**Exercise instructions:**
Calculate how many lines in the following records hold the word "Strip", and report that number without comment.
--
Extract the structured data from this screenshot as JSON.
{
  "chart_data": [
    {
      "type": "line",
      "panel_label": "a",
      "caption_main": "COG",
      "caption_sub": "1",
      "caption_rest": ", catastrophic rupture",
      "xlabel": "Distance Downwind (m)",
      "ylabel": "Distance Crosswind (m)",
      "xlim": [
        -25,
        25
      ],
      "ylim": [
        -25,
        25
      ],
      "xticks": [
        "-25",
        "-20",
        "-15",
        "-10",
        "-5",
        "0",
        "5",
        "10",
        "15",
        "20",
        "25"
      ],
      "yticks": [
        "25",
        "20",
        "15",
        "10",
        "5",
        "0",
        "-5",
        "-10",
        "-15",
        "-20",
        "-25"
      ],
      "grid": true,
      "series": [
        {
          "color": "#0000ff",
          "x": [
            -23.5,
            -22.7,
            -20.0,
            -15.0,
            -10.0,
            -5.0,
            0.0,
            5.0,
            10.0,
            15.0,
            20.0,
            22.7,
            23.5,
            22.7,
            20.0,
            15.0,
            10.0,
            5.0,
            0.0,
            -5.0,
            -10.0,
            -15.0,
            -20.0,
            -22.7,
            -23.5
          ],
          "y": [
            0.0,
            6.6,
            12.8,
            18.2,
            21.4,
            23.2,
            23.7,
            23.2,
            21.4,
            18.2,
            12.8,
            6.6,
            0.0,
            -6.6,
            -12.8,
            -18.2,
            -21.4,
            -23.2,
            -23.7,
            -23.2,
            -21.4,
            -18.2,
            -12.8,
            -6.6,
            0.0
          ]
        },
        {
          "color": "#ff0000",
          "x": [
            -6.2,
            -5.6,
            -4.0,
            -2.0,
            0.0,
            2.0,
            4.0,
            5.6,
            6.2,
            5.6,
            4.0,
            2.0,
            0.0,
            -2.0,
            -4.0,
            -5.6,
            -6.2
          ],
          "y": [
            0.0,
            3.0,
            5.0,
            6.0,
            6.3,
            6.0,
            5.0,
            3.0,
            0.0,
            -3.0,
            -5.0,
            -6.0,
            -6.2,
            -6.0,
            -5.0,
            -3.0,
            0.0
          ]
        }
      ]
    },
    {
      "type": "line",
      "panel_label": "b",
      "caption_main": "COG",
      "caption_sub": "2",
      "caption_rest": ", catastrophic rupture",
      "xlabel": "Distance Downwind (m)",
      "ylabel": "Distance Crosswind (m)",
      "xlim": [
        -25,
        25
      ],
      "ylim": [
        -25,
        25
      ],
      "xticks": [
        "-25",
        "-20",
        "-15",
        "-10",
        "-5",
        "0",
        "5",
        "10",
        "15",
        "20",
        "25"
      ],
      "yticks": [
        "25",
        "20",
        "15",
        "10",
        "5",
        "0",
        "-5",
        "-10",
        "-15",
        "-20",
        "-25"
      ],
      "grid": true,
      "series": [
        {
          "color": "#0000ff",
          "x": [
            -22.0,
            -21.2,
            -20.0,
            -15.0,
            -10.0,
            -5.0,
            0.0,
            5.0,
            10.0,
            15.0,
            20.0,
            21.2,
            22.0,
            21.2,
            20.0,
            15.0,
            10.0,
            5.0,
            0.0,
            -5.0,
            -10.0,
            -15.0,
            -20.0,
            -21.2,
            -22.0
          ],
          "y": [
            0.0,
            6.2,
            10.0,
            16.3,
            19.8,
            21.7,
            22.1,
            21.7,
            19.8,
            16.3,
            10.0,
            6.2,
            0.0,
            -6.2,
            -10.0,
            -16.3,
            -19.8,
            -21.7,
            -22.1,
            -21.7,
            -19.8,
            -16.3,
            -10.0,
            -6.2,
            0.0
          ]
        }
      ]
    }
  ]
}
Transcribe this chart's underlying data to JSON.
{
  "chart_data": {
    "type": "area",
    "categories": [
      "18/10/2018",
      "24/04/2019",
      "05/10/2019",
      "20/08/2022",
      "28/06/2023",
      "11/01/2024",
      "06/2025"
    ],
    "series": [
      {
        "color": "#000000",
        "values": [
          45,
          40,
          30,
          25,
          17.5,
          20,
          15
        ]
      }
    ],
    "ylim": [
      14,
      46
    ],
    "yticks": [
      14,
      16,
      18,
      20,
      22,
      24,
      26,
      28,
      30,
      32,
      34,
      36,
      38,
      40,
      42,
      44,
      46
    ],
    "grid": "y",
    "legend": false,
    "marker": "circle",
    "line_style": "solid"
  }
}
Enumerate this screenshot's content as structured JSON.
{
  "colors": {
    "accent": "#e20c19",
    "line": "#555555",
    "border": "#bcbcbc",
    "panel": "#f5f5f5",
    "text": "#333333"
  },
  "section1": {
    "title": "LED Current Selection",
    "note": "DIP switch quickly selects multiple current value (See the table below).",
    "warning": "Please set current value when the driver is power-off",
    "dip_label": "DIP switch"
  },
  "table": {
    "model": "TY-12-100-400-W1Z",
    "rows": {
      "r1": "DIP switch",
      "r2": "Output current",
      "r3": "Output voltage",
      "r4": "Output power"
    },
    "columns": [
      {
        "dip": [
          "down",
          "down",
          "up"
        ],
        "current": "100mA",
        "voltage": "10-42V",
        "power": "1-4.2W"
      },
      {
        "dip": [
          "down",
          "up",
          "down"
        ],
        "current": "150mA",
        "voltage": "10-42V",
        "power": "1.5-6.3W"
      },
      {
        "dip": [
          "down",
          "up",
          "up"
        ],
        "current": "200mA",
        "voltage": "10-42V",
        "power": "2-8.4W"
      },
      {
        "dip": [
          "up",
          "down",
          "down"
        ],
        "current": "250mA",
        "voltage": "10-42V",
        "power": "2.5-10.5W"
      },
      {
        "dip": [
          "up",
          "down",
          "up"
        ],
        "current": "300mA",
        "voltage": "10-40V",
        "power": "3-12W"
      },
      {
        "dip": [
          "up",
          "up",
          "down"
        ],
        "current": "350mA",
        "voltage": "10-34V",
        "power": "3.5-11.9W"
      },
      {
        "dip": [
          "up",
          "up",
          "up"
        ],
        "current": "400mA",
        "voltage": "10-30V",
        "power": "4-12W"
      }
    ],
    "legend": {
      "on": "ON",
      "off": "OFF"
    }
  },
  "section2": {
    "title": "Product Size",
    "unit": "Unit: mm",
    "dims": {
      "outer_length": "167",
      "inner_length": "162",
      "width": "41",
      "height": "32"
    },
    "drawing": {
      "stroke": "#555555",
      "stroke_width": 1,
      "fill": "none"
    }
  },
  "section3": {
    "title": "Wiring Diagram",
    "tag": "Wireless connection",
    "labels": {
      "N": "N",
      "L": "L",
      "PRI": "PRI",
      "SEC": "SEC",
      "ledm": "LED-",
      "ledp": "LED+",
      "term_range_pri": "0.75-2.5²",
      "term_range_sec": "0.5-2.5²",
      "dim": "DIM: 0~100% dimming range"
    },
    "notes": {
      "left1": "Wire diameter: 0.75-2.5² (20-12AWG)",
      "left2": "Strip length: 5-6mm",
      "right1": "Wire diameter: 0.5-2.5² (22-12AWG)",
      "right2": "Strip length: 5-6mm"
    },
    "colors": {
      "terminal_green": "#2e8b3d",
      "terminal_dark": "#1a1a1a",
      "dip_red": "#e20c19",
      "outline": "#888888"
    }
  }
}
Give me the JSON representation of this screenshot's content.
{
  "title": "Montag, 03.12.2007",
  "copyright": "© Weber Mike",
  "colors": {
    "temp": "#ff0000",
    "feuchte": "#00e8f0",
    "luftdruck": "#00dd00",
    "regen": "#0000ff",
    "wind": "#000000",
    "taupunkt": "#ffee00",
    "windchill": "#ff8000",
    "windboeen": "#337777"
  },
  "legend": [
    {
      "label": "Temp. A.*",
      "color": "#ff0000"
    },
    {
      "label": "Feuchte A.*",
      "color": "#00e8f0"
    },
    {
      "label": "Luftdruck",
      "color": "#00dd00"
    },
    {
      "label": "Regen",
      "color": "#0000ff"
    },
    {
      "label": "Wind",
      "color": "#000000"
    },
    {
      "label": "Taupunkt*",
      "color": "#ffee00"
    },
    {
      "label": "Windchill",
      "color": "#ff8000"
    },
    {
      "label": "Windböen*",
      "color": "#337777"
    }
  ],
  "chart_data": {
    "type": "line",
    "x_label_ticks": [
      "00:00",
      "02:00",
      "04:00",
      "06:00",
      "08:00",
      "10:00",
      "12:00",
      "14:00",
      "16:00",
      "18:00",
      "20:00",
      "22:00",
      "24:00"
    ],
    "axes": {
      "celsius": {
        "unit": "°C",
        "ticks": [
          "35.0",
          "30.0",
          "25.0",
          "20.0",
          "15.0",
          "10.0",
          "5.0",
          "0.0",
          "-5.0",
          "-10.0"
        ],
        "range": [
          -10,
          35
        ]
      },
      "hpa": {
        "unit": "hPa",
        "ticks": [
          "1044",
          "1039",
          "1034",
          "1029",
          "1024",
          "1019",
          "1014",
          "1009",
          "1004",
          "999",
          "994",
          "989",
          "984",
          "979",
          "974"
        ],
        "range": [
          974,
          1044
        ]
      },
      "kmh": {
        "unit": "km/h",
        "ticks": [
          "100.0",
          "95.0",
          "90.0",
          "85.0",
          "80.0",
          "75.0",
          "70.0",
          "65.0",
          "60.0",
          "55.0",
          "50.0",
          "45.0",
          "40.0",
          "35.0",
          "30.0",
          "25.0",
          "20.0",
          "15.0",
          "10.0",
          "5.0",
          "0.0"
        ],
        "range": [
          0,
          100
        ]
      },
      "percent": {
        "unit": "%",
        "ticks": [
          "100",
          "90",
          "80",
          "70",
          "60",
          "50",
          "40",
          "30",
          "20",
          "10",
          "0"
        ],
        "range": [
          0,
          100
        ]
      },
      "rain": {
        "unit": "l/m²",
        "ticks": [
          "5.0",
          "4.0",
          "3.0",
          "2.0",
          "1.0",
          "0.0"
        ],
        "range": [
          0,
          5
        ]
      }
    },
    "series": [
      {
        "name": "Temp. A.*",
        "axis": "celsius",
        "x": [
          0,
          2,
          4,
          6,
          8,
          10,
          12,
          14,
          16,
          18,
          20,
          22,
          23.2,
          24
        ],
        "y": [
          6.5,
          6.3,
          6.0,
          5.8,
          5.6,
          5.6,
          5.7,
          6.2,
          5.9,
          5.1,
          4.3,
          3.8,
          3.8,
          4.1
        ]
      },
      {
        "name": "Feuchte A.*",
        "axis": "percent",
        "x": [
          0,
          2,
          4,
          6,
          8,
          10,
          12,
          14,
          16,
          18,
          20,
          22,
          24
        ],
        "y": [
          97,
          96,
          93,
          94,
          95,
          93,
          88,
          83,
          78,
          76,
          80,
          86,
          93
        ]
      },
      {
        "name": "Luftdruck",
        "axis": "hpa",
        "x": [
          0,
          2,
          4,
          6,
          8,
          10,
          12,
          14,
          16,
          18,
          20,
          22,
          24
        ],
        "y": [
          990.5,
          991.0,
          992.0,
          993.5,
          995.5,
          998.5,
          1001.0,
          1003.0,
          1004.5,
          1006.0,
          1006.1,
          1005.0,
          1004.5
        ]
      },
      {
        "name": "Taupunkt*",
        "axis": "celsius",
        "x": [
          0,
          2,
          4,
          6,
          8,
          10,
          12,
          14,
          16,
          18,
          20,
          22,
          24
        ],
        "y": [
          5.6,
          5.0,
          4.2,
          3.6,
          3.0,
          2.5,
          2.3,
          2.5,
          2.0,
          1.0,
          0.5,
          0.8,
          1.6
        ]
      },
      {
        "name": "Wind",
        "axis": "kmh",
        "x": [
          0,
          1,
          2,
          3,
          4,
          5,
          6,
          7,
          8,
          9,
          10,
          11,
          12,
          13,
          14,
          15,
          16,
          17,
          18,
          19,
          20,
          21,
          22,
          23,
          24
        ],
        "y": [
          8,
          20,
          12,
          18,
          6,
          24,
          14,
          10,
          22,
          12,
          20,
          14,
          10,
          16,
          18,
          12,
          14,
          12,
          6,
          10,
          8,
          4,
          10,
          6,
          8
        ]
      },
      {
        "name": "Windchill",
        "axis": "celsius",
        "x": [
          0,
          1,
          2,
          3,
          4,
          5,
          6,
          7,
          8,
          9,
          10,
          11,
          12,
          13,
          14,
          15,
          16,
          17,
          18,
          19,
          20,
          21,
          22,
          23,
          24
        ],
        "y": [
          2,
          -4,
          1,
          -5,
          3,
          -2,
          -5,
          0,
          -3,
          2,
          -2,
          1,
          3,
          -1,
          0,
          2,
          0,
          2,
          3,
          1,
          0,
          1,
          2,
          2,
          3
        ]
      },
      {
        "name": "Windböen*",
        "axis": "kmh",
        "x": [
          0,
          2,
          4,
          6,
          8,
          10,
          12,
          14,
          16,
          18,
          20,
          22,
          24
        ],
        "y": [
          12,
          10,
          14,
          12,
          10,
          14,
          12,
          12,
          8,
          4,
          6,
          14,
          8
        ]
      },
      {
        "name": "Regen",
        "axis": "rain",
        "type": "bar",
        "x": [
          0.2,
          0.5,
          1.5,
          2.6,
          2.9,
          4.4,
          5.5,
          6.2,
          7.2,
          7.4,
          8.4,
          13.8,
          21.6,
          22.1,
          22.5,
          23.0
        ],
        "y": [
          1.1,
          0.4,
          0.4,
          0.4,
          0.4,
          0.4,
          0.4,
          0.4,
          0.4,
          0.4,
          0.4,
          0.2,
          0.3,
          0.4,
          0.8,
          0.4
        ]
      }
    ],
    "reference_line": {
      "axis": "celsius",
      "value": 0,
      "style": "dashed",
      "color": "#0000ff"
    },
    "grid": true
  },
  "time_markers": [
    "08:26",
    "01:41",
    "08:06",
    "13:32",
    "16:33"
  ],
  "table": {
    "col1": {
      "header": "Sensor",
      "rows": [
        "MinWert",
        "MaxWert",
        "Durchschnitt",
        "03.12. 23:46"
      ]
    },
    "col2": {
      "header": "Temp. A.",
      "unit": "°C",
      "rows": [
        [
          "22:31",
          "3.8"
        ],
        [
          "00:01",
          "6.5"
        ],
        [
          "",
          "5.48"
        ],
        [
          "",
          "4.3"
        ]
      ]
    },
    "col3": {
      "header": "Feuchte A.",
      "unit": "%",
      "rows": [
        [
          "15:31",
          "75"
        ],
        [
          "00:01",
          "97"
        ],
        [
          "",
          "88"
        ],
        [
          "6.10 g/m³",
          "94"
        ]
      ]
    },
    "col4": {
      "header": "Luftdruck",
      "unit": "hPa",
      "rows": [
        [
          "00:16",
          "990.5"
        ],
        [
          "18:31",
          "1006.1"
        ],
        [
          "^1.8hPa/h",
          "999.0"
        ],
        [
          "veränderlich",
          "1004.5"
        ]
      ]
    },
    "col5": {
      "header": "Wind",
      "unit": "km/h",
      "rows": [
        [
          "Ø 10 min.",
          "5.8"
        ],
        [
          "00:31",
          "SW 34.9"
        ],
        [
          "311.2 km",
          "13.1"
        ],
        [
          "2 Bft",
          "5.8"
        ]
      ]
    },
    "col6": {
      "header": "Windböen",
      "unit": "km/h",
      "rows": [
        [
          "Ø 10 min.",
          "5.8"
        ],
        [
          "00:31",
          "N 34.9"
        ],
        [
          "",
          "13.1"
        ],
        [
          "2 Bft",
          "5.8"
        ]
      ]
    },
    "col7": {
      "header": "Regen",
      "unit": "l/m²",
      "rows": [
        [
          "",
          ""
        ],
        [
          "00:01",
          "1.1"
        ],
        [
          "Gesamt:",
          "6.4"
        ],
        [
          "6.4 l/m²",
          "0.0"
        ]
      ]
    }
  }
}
--
**Completed task:**
2